> **Task directions**: Report every line from the material that contains the word "name".

(Part of a data file)
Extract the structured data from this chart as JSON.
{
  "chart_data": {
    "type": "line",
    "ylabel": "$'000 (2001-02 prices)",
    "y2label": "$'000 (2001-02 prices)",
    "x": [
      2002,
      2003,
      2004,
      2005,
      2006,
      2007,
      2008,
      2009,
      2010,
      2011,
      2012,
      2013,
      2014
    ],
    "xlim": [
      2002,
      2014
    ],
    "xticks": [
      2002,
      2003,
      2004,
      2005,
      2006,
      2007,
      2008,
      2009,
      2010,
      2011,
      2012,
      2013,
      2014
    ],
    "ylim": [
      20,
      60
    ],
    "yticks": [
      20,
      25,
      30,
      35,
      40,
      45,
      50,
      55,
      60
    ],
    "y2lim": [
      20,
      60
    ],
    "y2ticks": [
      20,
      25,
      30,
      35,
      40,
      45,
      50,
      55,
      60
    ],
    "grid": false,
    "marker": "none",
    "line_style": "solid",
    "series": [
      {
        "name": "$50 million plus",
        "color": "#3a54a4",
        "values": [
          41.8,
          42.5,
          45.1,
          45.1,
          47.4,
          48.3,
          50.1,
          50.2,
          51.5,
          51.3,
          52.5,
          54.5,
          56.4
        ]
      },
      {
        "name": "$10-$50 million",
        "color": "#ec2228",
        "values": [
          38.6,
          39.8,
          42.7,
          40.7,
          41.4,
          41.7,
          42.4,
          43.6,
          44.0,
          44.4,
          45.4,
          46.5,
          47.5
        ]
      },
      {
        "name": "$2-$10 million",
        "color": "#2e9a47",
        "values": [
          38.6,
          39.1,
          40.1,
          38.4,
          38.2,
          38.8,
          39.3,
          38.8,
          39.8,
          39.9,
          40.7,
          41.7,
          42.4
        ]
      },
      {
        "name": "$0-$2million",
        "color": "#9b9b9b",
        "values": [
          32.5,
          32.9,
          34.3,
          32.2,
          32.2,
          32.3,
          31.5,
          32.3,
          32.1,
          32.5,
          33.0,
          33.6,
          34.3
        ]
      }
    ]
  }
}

> **Final result**:
        "name": "$50 million plus",
        "name": "$10-$50 million",
        "name": "$2-$10 million",
        "name": "$0-$2million",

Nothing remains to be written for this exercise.